▶ **What the task asks**: Print out the entries below with no edits.

▶ **Records shown**:
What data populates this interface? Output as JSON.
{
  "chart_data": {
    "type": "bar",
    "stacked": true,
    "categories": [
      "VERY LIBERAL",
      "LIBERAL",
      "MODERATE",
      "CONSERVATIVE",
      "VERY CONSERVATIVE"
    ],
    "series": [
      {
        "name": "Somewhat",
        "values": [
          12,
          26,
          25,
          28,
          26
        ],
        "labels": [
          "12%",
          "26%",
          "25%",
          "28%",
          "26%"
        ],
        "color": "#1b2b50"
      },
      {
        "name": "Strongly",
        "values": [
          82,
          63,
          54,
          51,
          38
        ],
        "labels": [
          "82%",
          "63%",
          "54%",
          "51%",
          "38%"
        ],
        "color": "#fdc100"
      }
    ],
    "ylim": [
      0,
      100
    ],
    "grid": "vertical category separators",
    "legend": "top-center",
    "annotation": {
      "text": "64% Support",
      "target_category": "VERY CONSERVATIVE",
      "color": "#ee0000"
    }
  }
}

▶ **Expected answer**:
What data populates this interface? Output as JSON.
{
  "chart_data": {
    "type": "bar",
    "stacked": true,
    "categories": [
      "VERY LIBERAL",
      "LIBERAL",
      "MODERATE",
      "CONSERVATIVE",
      "VERY CONSERVATIVE"
    ],
    "series": [
      {
        "name": "Somewhat",
        "values": [
          12,
          26,
          25,
          28,
          26
        ],
        "labels": [
          "12%",
          "26%",
          "25%",
          "28%",
          "26%"
        ],
        "color": "#1b2b50"
      },
      {
        "name": "Strongly",
        "values": [
          82,
          63,
          54,
          51,
          38
        ],
        "labels": [
          "82%",
          "63%",
          "54%",
          "51%",
          "38%"
        ],
        "color": "#fdc100"
      }
    ],
    "ylim": [
      0,
      100
    ],
    "grid": "vertical category separators",
    "legend": "top-center",
    "annotation": {
      "text": "64% Support",
      "target_category": "VERY CONSERVATIVE",
      "color": "#ee0000"
    }
  }
}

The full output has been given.